*What you need to do*: Check every line of the entries that follow, and copy the ones containing "mean".

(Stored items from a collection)

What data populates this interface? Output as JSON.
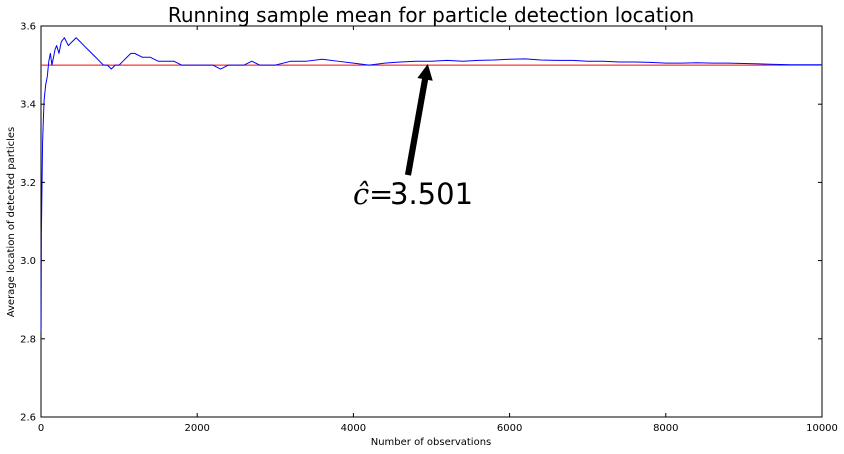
{
  "chart_data": {
    "type": "line",
    "title": "Running sample mean for particle detection location",
    "xlabel": "Number of observations",
    "ylabel": "Average location of detected particles",
    "xlim": [
      0,
      10000
    ],
    "ylim": [
      2.6,
      3.6
    ],
    "xticks": [
      "0",
      "2000",
      "4000",
      "6000",
      "8000",
      "10000"
    ],
    "yticks": [
      "2.6",
      "2.8",
      "3.0",
      "3.2",
      "3.4",
      "3.6"
    ],
    "grid": false,
    "series": [
      {
        "color": "#0000ff",
        "x": [
          1,
          5,
          10,
          20,
          30,
          40,
          50,
          60,
          70,
          80,
          90,
          100,
          120,
          140,
          160,
          180,
          200,
          230,
          260,
          300,
          350,
          400,
          450,
          500,
          550,
          600,
          650,
          700,
          750,
          800,
          850,
          900,
          950,
          1000,
          1050,
          1100,
          1150,
          1200,
          1300,
          1400,
          1500,
          1600,
          1700,
          1800,
          1900,
          2000,
          2100,
          2200,
          2300,
          2400,
          2500,
          2600,
          2700,
          2800,
          2900,
          3000,
          3200,
          3400,
          3600,
          3800,
          4000,
          4200,
          4400,
          4600,
          4800,
          5000,
          5200,
          5400,
          5600,
          5800,
          6000,
          6200,
          6400,
          6600,
          6800,
          7000,
          7200,
          7400,
          7600,
          7800,
          8000,
          8200,
          8400,
          8600,
          8800,
          9000,
          9200,
          9400,
          9600,
          9800,
          10000
        ],
        "y": [
          2.82,
          3.07,
          3.15,
          3.3,
          3.36,
          3.41,
          3.43,
          3.45,
          3.46,
          3.47,
          3.49,
          3.51,
          3.53,
          3.5,
          3.52,
          3.54,
          3.55,
          3.53,
          3.56,
          3.57,
          3.55,
          3.56,
          3.57,
          3.56,
          3.55,
          3.54,
          3.53,
          3.52,
          3.51,
          3.5,
          3.5,
          3.49,
          3.5,
          3.5,
          3.51,
          3.52,
          3.53,
          3.53,
          3.52,
          3.52,
          3.51,
          3.51,
          3.51,
          3.5,
          3.5,
          3.5,
          3.5,
          3.5,
          3.49,
          3.5,
          3.5,
          3.5,
          3.51,
          3.5,
          3.5,
          3.5,
          3.51,
          3.51,
          3.515,
          3.51,
          3.505,
          3.5,
          3.505,
          3.508,
          3.51,
          3.51,
          3.512,
          3.51,
          3.512,
          3.513,
          3.515,
          3.516,
          3.513,
          3.512,
          3.512,
          3.51,
          3.51,
          3.508,
          3.508,
          3.507,
          3.505,
          3.505,
          3.506,
          3.505,
          3.505,
          3.504,
          3.503,
          3.502,
          3.501,
          3.501,
          3.501
        ]
      }
    ],
    "reference_line": {
      "y": 3.5,
      "color": "#ff0000"
    },
    "annotation": {
      "math": "ĉ",
      "equals": "=",
      "value": "3.501",
      "arrow_text_at": {
        "x": 4700,
        "y": 3.22
      },
      "arrow_tip_at": {
        "x": 4950,
        "y": 3.5
      }
    }
  }
}
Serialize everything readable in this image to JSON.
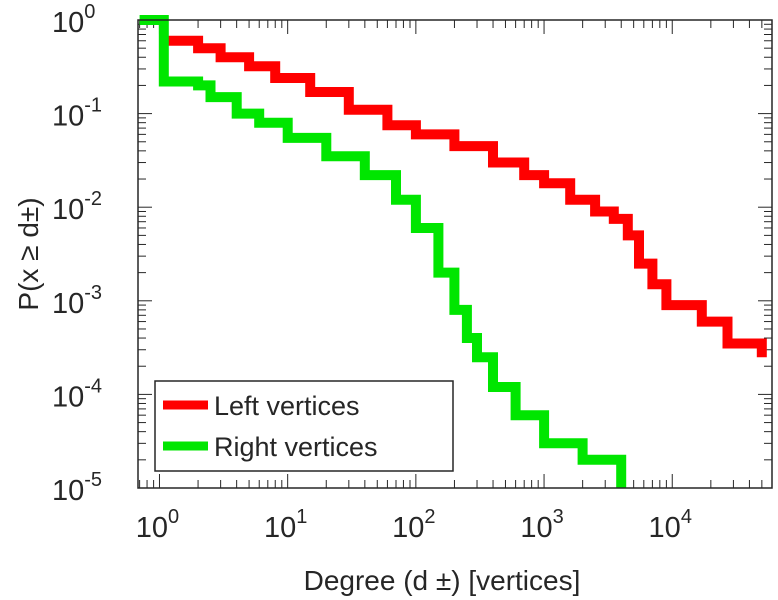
{
  "chart_data": {
    "type": "line",
    "style": "step",
    "title": "",
    "xlabel": "Degree (d ±) [vertices]",
    "ylabel": "P(x ≥ d±)",
    "xscale": "log",
    "yscale": "log",
    "xlim": [
      0.68,
      60000
    ],
    "ylim": [
      1e-05,
      1
    ],
    "x_ticks": [
      {
        "base": "10",
        "exp": "0",
        "value": 1
      },
      {
        "base": "10",
        "exp": "1",
        "value": 10
      },
      {
        "base": "10",
        "exp": "2",
        "value": 100
      },
      {
        "base": "10",
        "exp": "3",
        "value": 1000
      },
      {
        "base": "10",
        "exp": "4",
        "value": 10000
      }
    ],
    "y_ticks": [
      {
        "base": "10",
        "exp": "0",
        "value": 1
      },
      {
        "base": "10",
        "exp": "-1",
        "value": 0.1
      },
      {
        "base": "10",
        "exp": "-2",
        "value": 0.01
      },
      {
        "base": "10",
        "exp": "-3",
        "value": 0.001
      },
      {
        "base": "10",
        "exp": "-4",
        "value": 0.0001
      },
      {
        "base": "10",
        "exp": "-5",
        "value": 1e-05
      }
    ],
    "grid": false,
    "legend_position": "bottom-left",
    "series": [
      {
        "name": "Left vertices",
        "color": "#ff0000",
        "points": [
          [
            1,
            0.6
          ],
          [
            1.6,
            0.6
          ],
          [
            2,
            0.5
          ],
          [
            3,
            0.4
          ],
          [
            5,
            0.32
          ],
          [
            8,
            0.24
          ],
          [
            15,
            0.17
          ],
          [
            30,
            0.11
          ],
          [
            60,
            0.075
          ],
          [
            100,
            0.06
          ],
          [
            200,
            0.045
          ],
          [
            400,
            0.03
          ],
          [
            700,
            0.022
          ],
          [
            1000,
            0.018
          ],
          [
            1600,
            0.012
          ],
          [
            2500,
            0.009
          ],
          [
            3500,
            0.0075
          ],
          [
            4500,
            0.005
          ],
          [
            5500,
            0.0025
          ],
          [
            7000,
            0.0015
          ],
          [
            9000,
            0.0009
          ],
          [
            17000,
            0.0006
          ],
          [
            27000,
            0.00035
          ],
          [
            50000,
            0.00025
          ]
        ]
      },
      {
        "name": "Right vertices",
        "color": "#00e600",
        "points": [
          [
            0.7,
            1
          ],
          [
            1.08,
            1
          ],
          [
            1.08,
            0.22
          ],
          [
            2,
            0.2
          ],
          [
            2.5,
            0.15
          ],
          [
            4,
            0.1
          ],
          [
            6,
            0.08
          ],
          [
            10,
            0.055
          ],
          [
            20,
            0.035
          ],
          [
            40,
            0.022
          ],
          [
            70,
            0.012
          ],
          [
            100,
            0.006
          ],
          [
            150,
            0.002
          ],
          [
            200,
            0.0008
          ],
          [
            250,
            0.0004
          ],
          [
            300,
            0.00025
          ],
          [
            400,
            0.00012
          ],
          [
            600,
            6e-05
          ],
          [
            1000,
            3e-05
          ],
          [
            2000,
            2e-05
          ],
          [
            4000,
            1e-05
          ]
        ]
      }
    ]
  }
}
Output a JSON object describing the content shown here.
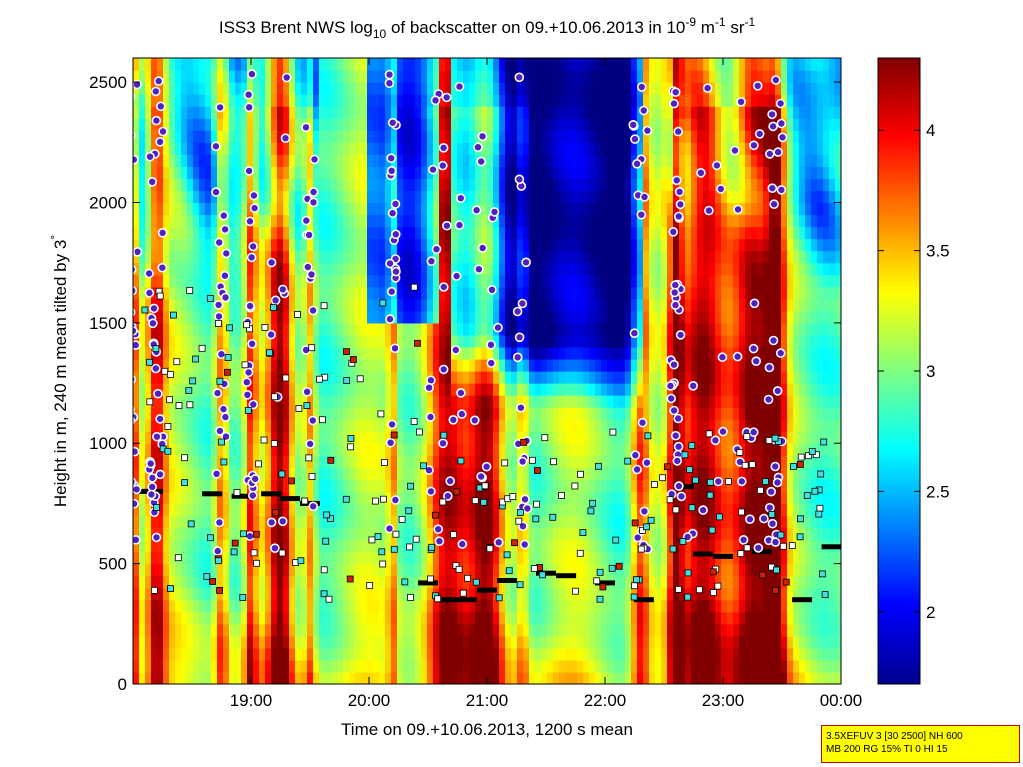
{
  "chart_data": {
    "type": "heatmap",
    "title": {
      "prefix": "ISS3 Brent NWS log",
      "sub": "10",
      "middle": " of backscatter on 09.+10.06.2013 in 10",
      "exp1": "-9",
      "unit_m": " m",
      "exp2": "-1",
      "unit_sr": " sr",
      "exp3": "-1"
    },
    "xlabel": "Time on 09.+10.06.2013, 1200 s mean",
    "ylabel_prefix": "Height in m, 240 m mean tilted by 3",
    "ylabel_suffix": "°",
    "x_ticks": [
      "19:00",
      "20:00",
      "21:00",
      "22:00",
      "23:00",
      "00:00"
    ],
    "y_ticks": [
      "0",
      "500",
      "1000",
      "1500",
      "2000",
      "2500"
    ],
    "xlim_hours": [
      18.0,
      24.0
    ],
    "ylim": [
      0,
      2600
    ],
    "colorbar": {
      "ticks": [
        "2",
        "2.5",
        "3",
        "3.5",
        "4"
      ],
      "range": [
        1.7,
        4.3
      ],
      "colormap": "jet"
    },
    "cloud_base_layers": [
      {
        "t": 18.05,
        "h": 800
      },
      {
        "t": 18.17,
        "h": 800
      },
      {
        "t": 18.67,
        "h": 790
      },
      {
        "t": 18.92,
        "h": 780
      },
      {
        "t": 19.17,
        "h": 790
      },
      {
        "t": 19.33,
        "h": 770
      },
      {
        "t": 19.5,
        "h": 750
      },
      {
        "t": 20.5,
        "h": 420
      },
      {
        "t": 20.67,
        "h": 350
      },
      {
        "t": 20.83,
        "h": 350
      },
      {
        "t": 21.0,
        "h": 390
      },
      {
        "t": 21.17,
        "h": 430
      },
      {
        "t": 21.5,
        "h": 460
      },
      {
        "t": 21.67,
        "h": 450
      },
      {
        "t": 22.0,
        "h": 420
      },
      {
        "t": 22.33,
        "h": 350
      },
      {
        "t": 22.67,
        "h": 820
      },
      {
        "t": 22.83,
        "h": 540
      },
      {
        "t": 23.0,
        "h": 530
      },
      {
        "t": 23.33,
        "h": 550
      },
      {
        "t": 23.67,
        "h": 350
      },
      {
        "t": 23.92,
        "h": 570
      }
    ],
    "info_box_lines": [
      "3.5XEFUV 3 [30 2500] NH 600",
      "MB 200 RG 15% TI 0 HI 15"
    ]
  }
}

*Response to this task*:
    "title": "Running sample mean for particle detection location",
    "xlabel": "Time on 09.+10.06.2013, 1200 s mean",
    "ylabel_prefix": "Height in m, 240 m mean tilted by 3",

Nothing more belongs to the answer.